The exercise
For each line below that includes the word "shard", make a copy.

Supplied data

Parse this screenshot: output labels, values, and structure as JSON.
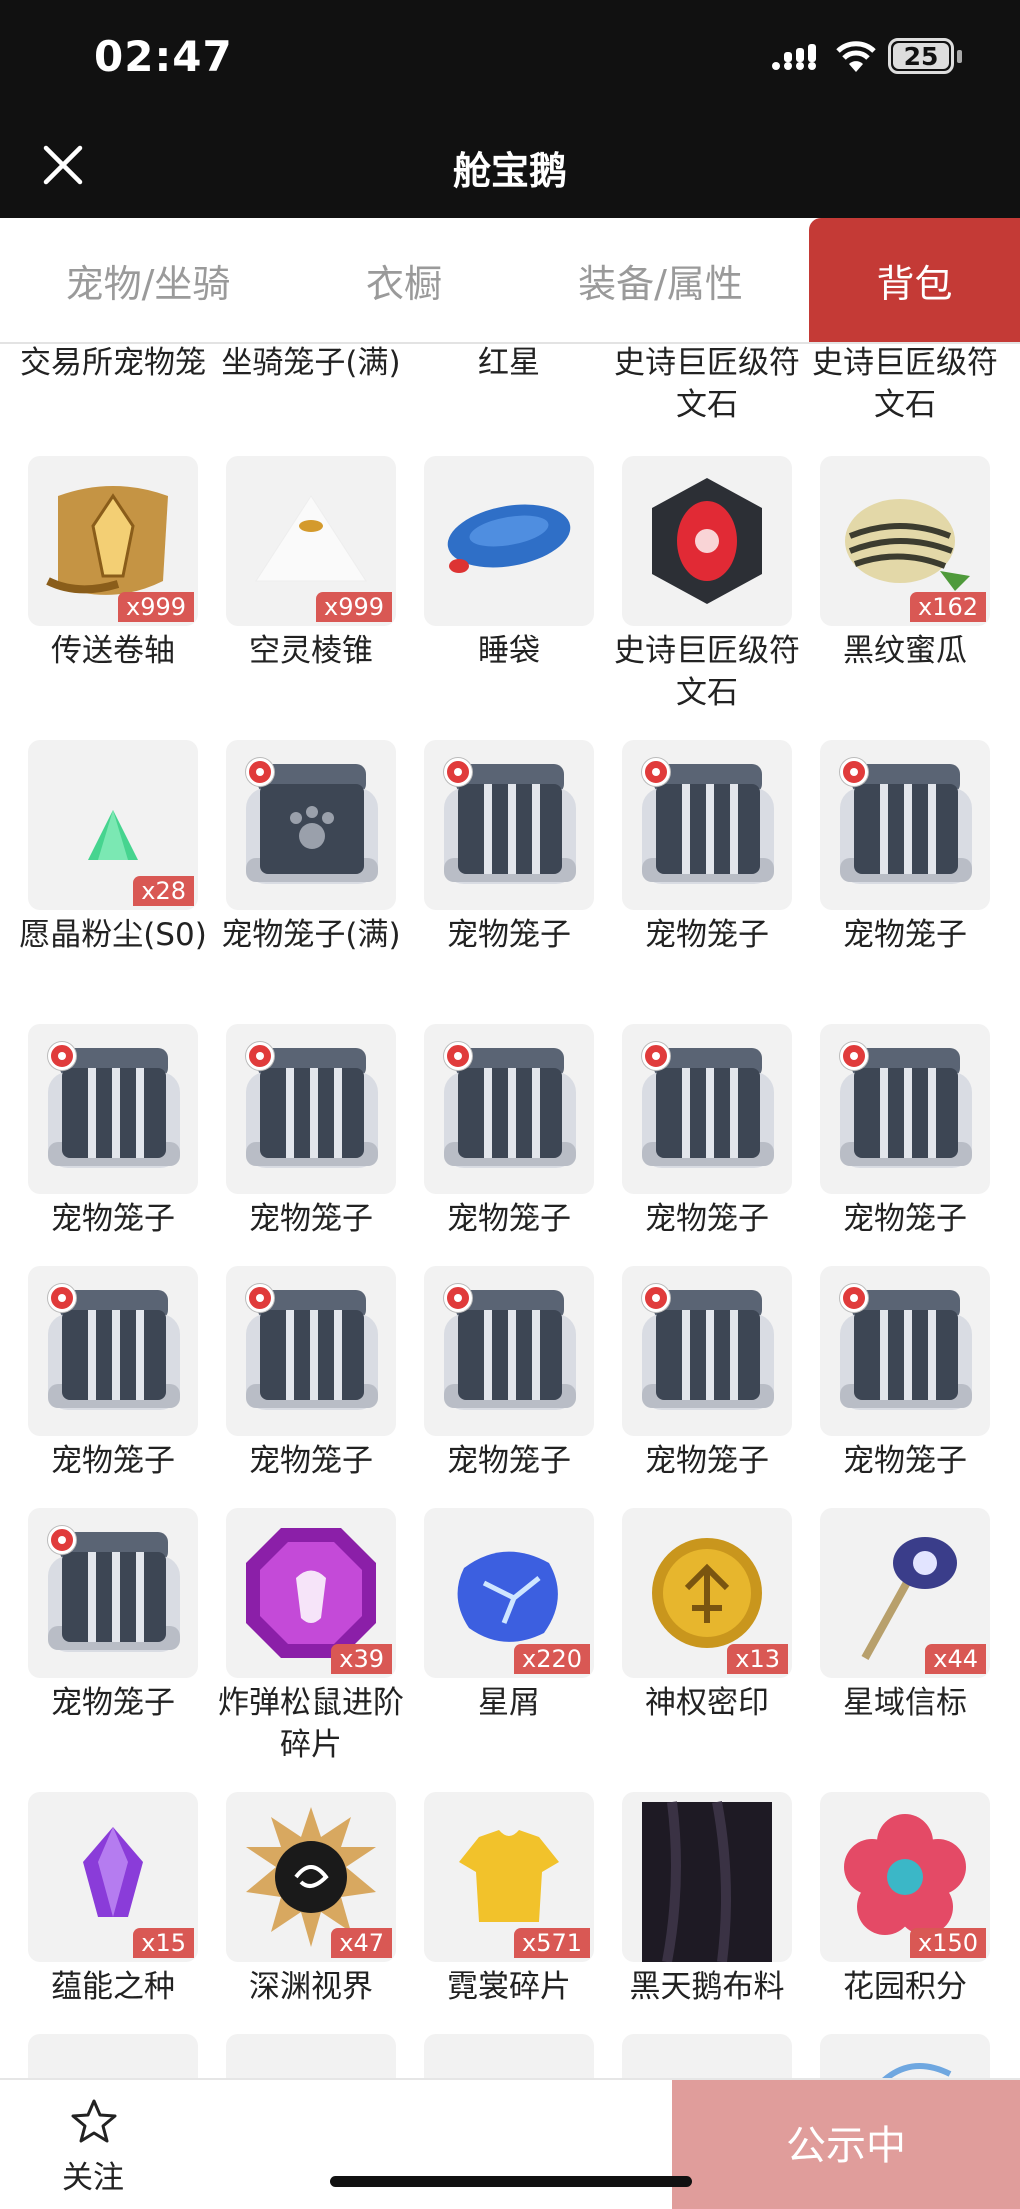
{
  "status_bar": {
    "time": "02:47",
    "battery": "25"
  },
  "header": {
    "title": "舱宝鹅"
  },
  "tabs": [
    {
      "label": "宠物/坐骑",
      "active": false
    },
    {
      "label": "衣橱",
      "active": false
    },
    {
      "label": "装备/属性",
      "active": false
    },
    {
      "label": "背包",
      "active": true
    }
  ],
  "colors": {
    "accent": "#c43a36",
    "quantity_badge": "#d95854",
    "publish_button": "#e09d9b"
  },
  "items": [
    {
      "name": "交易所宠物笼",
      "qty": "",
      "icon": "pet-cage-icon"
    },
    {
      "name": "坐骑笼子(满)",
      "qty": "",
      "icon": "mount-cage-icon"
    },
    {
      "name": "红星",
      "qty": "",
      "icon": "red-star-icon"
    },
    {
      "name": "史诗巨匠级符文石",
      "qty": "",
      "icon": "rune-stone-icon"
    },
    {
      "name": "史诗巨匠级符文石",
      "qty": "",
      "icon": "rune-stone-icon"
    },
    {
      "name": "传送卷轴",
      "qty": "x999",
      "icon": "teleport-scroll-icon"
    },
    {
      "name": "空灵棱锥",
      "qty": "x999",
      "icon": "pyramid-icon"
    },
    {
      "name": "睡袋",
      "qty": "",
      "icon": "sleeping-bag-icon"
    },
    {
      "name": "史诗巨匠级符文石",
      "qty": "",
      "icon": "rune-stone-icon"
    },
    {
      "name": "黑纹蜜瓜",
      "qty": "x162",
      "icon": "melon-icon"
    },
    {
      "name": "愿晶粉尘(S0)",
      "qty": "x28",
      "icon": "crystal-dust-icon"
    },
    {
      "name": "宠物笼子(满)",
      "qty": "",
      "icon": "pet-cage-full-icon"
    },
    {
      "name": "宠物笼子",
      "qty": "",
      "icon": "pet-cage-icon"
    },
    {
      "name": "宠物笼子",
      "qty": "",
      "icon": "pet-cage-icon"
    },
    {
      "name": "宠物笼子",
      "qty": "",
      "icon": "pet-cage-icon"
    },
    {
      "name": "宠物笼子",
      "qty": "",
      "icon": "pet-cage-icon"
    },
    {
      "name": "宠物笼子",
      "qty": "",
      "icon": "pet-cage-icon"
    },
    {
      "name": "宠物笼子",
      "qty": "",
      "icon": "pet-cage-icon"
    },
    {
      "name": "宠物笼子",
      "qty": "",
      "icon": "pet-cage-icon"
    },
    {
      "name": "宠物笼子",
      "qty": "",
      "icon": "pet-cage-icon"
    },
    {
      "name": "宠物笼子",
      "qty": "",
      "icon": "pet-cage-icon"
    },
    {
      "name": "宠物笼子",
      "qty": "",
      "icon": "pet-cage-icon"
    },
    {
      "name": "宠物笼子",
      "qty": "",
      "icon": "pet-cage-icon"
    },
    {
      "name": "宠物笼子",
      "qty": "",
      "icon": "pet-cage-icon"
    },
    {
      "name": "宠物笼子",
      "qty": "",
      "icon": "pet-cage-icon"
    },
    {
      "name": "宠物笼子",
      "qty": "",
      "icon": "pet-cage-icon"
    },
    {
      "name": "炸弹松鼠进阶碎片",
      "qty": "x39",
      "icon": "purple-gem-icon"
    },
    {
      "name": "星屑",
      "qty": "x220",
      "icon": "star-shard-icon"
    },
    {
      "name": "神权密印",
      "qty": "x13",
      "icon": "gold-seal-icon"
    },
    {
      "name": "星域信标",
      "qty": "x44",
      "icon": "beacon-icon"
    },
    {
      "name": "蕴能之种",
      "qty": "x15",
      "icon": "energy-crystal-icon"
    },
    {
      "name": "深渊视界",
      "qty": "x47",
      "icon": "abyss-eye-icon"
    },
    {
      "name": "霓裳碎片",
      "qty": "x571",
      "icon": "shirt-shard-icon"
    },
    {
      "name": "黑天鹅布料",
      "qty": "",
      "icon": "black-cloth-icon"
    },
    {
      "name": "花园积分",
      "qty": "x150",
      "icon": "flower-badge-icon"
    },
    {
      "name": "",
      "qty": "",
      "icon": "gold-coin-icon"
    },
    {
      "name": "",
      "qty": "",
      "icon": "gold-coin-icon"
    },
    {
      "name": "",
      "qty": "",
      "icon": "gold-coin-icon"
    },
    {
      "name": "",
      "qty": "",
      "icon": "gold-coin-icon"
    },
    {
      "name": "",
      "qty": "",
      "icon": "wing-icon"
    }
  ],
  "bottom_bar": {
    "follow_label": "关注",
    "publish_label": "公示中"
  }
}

In response
      "icon": "star-shard-icon"
      "icon": "shirt-shard-icon"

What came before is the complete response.